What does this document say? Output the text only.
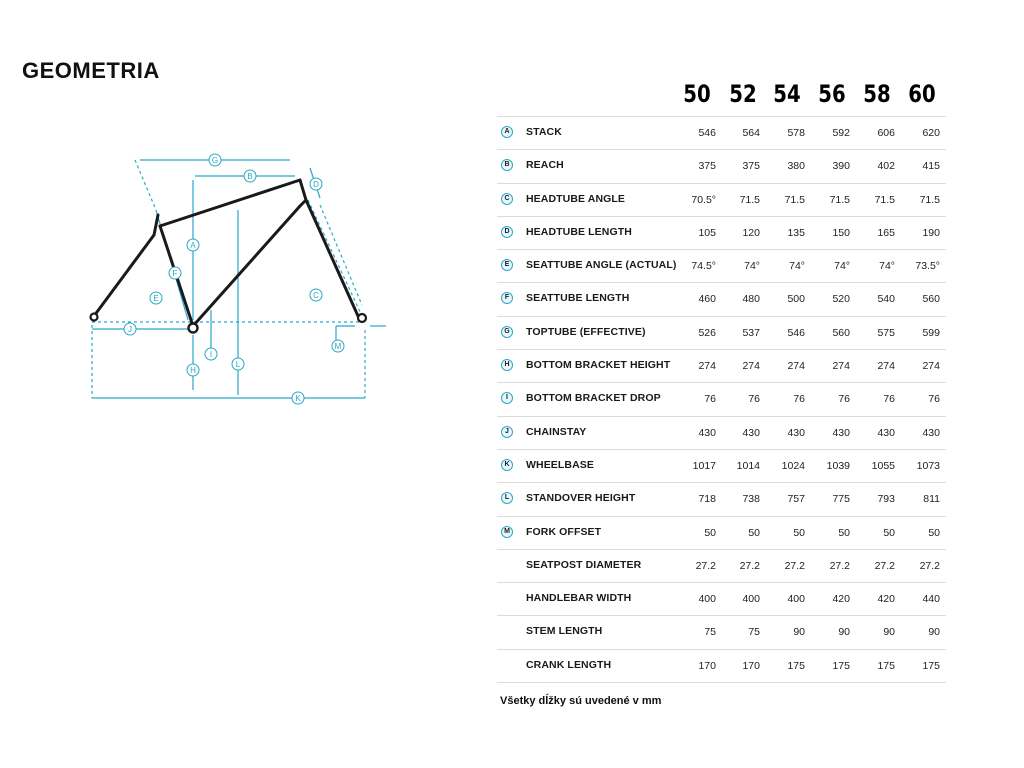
GEOMETRIA
G
B
A
D
F
E	C
J
I
H
L
M
K
50 52 54 56 58 60
A	STACK	546	564	578	592	606	620
B	REACH	375	375	380	390	402	415
C	HEADTUBE ANGLE	70.5°	71.5	71.5	71.5	71.5	71.5
D	HEADTUBE LENGTH	105	120	135	150	165	190
E	SEATTUBE ANGLE (ACTUAL)	74.5°	74°	74°	74°	74°	73.5°
F	SEATTUBE LENGTH	460	480	500	520	540	560
G	TOPTUBE (EFFECTIVE)	526	537	546	560	575	599
H	BOTTOM BRACKET HEIGHT	274	274	274	274	274	274
I	BOTTOM BRACKET DROP	76	76	76	76	76	76
J	CHAINSTAY	430	430	430	430	430	430
K	WHEELBASE	1017	1014	1024	1039	1055	1073
L	STANDOVER HEIGHT	718	738	757	775	793	811
M FORK OFFSET	50	50	50	50	50	50
SEATPOST DIAMETER	27.2	27.2	27.2	27.2	27.2	27.2
HANDLEBAR WIDTH	400	400	400	420	420	440
STEM LENGTH	75	75	90	90	90	90
CRANK LENGTH	170	170	175	175	175	175
Všetky dĺžky sú uvedené v mm
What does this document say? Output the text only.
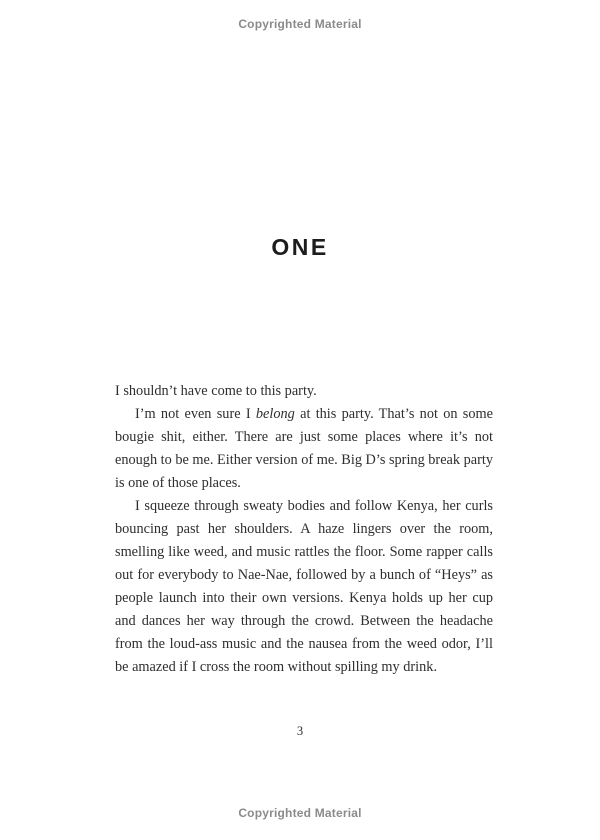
Copyrighted Material
ONE

I shouldn’t have come to this party.

I’m not even sure I belong at this party. That’s not on some bougie shit, either. There are just some places where it’s not enough to be me. Either version of me. Big D’s spring break party is one of those places.

I squeeze through sweaty bodies and follow Kenya, her curls bouncing past her shoulders. A haze lingers over the room, smelling like weed, and music rattles the floor. Some rapper calls out for everybody to Nae-Nae, followed by a bunch of “Heys” as people launch into their own versions. Kenya holds up her cup and dances her way through the crowd. Between the headache from the loud-ass music and the nausea from the weed odor, I’ll be amazed if I cross the room without spilling my drink.

3
Copyrighted Material
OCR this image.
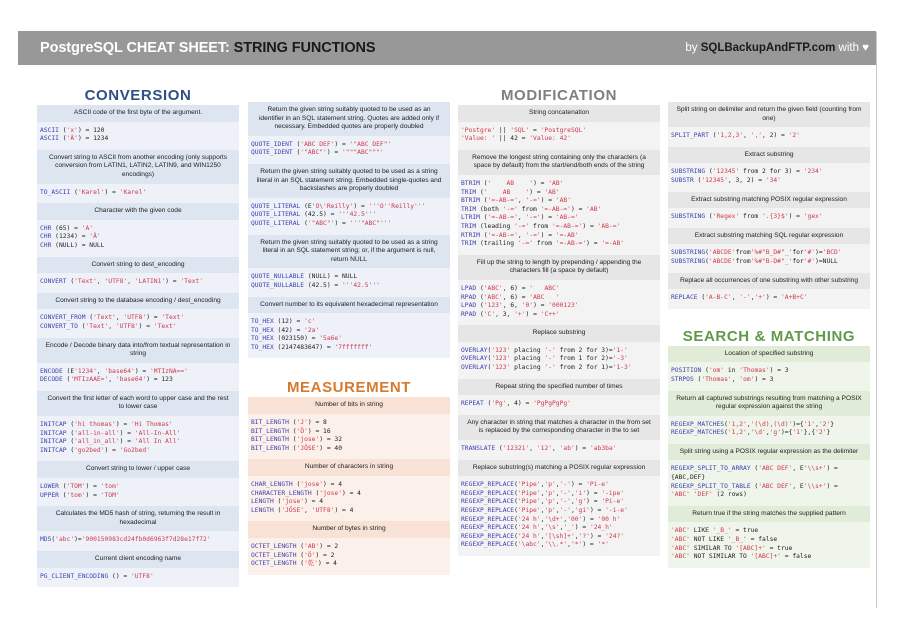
PostgreSQL CHEAT SHEET: STRING FUNCTIONS	by SQLBackupAndFTP.com with ♥
CONVERSION
ASCII code of the first byte of the argument.
ASCII ('x') = 120
ASCII ('Ä') = 1234
Convert string to ASCII from another encoding (only supports conversion from LATIN1, LATIN2, LATIN9, and WIN1250 encodings)
TO_ASCII ('Karel') = 'Karel'
Character with the given code
CHR (65) = 'A'
CHR (1234) = 'Ä'
CHR (NULL) = NULL
Convert string to dest_encoding
CONVERT ('Text', 'UTF8', 'LATIN1') = 'Text'
Convert string to the database encoding / dest_encoding
CONVERT_FROM ('Text', 'UTF8') = 'Text'
CONVERT_TO ('Text', 'UTF8') = 'Text'
Encode / Decode binary data into/from textual representation in string
ENCODE (E'1234', 'base64') = 'MTIzNA=='
DECODE ('MTIzAAE=', 'base64') = 123
Convert the first letter of each word to upper case and the rest to lower case
INITCAP ('hi thomas') = 'Hi Thomas'
INITCAP ('all-in-all') = 'All-In-All'
INITCAP ('all_in_all') = 'All In All'
INITCAP ('go2bed') = 'Go2bed'
Convert string to lower / upper case
LOWER ('TOM') = 'tom'
UPPER ('tom') = 'TOM'
Calculates the MD5 hash of string, returning the result in hexadecimal
MD5('abc')='900150983cd24fb0d6963f7d28e17f72'
Current client encoding name
PG_CLIENT_ENCODING () = 'UTF8'
Return the given string suitably quoted to be used as an identifier in an SQL statement string. Quotes are added only if necessary. Embedded quotes are properly doubled
QUOTE_IDENT ('ABC DEF') = '"ABC DEF"'
QUOTE_IDENT ('"ABC"') = '"""ABC"""'
Return the given string suitably quoted to be used as a string literal in an SQL statement string. Embedded single-quotes and backslashes are properly doubled
QUOTE_LITERAL (E'O\'Reilly') = '''O''Reilly'''
QUOTE_LITERAL (42.5) = '''42.5'''
QUOTE_LITERAL ('"ABC"') = '''"ABC"'''
Return the given string suitably quoted to be used as a string literal in an SQL statement string; or, if the argument is null, return NULL
QUOTE_NULLABLE (NULL) = NULL
QUOTE_NULLABLE (42.5) = '''42.5'''
Convert number to its equivalent hexadecimal representation
TO_HEX (12) = 'c'
TO_HEX (42) = '2a'
TO_HEX (023150) = '5a6e'
TO_HEX (2147483647) = '7fffffff'
MEASUREMENT
Number of bits in string
BIT_LENGTH ('J') = 8
BIT_LENGTH ('Ö') = 16
BIT_LENGTH ('jose') = 32
BIT_LENGTH ('JÖSE') = 40
Number of characters in string
CHAR_LENGTH ('jose') = 4
CHARACTER_LENGTH ('jose') = 4
LENGTH ('jose') = 4
LENGTH ('JÖSE', 'UTF8') = 4
Number of bytes in string
OCTET_LENGTH ('AB') = 2
OCTET_LENGTH ('Ö') = 2
OCTET_LENGTH ('乾') = 4
MODIFICATION
String concatenation
'Postgre' || 'SQL' = 'PostgreSQL'
'Value: ' || 42 = 'Value: 42'
Remove the longest string containing only the characters (a space by default) from the start/end/both ends of the string
BTRIM ('    AB    ') = 'AB'
TRIM ('    AB    ') = 'AB'
BTRIM ('=-AB-=', '-=') = 'AB'
TRIM (both '-=' from '=-AB-=') = 'AB'
LTRIM ('=-AB-=', '-=') = 'AB-='
TRIM (leading '-=' from '=-AB-=') = 'AB-='
RTRIM ('=-AB-=', '-=') = '=-AB'
TRIM (trailing '-=' from '=-AB-=') = '=-AB'
Fill up the string to length by prepending / appending the characters fill (a space by default)
LPAD ('ABC', 6) = '   ABC'
RPAD ('ABC', 6) = 'ABC   '
LPAD ('123', 6, '0') = '000123'
RPAD ('C', 3, '+') = 'C++'
Replace substring
OVERLAY('123' placing '-' from 2 for 3)='1-'
OVERLAY('123' placing '-' from 1 for 2)='-3'
OVERLAY('123' placing '-' from 2 for 1)='1-3'
Repeat string the specified number of times
REPEAT ('Pg', 4) = 'PgPgPgPg'
Any character in string that matches a character in the from set is replaced by the corresponding character in the to set
TRANSLATE ('12321', '12', 'ab') = 'ab3ba'
Replace substring(s) matching a POSIX regular expression
REGEXP_REPLACE('Pipe','p','-') = 'Pi-e'
REGEXP_REPLACE('Pipe','p','-','i') = '-ipe'
REGEXP_REPLACE('Pipe','p','-','g') = 'Pi-e'
REGEXP_REPLACE('Pipe','p','-','gi') = '-i-e'
REGEXP_REPLACE('24 h','\d+','00') = '00 h'
REGEXP_REPLACE('24 h','\s','_') = '24_h'
REGEXP_REPLACE('24 h','[\sh]+','?') = '24?'
REGEXP_REPLACE('\abc','\\.*','*') = '*'
Split string on delimiter and return the given field (counting from one)
SPLIT_PART ('1,2,3', ',', 2) = '2'
Extract substring
SUBSTRING ('12345' from 2 for 3) = '234'
SUBSTR ('12345', 3, 2) = '34'
Extract substring matching POSIX regular expression
SUBSTRING ('Regex' from '.{3}$') = 'gex'
Extract substring matching SQL regular expression
SUBSTRING('ABCDE'from'%#"B_D#"_'for'#')='BCD'
SUBSTRING('ABCDE'from'%#"B-D#"_'for'#')=NULL
Replace all occurrences of one substring with other substring
REPLACE ('A-B-C', '-','+') = 'A+B+C'
SEARCH & MATCHING
Location of specified substring
POSITION ('om' in 'Thomas') = 3
STRPOS ('Thomas', 'om') = 3
Return all captured substrings resulting from matching a POSIX regular expression against the string
REGEXP_MATCHES('1,2','(\d),(\d)')={'1','2'}
REGEXP_MATCHES('1,2','\d','g')={'1'},{'2'}
Split string using a POSIX regular expression as the delimiter
REGEXP_SPLIT_TO_ARRAY ('ABC DEF', E'\\s+') =
{ABC,DEF}
REGEXP_SPLIT_TO_TABLE ('ABC DEF', E'\\s+') =
'ABC' 'DEF' (2 rows)
Return true if the string matches the supplied pattern
'ABC' LIKE '_B_' = true
'ABC' NOT LIKE '_B_' = false
'ABC' SIMILAR TO '[ABC]+' = true
'ABC' NOT SIMILAR TO '[ABC]+' = false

----------

EXERCISE →
Filter the entries above down to the lines containing the word "BOTTOM".

RESPONSE BELOW →
H	BOTTOM BRACKET HEIGHT	274	274	274	274	274	274
I	BOTTOM BRACKET DROP	76	76	76	76	76	76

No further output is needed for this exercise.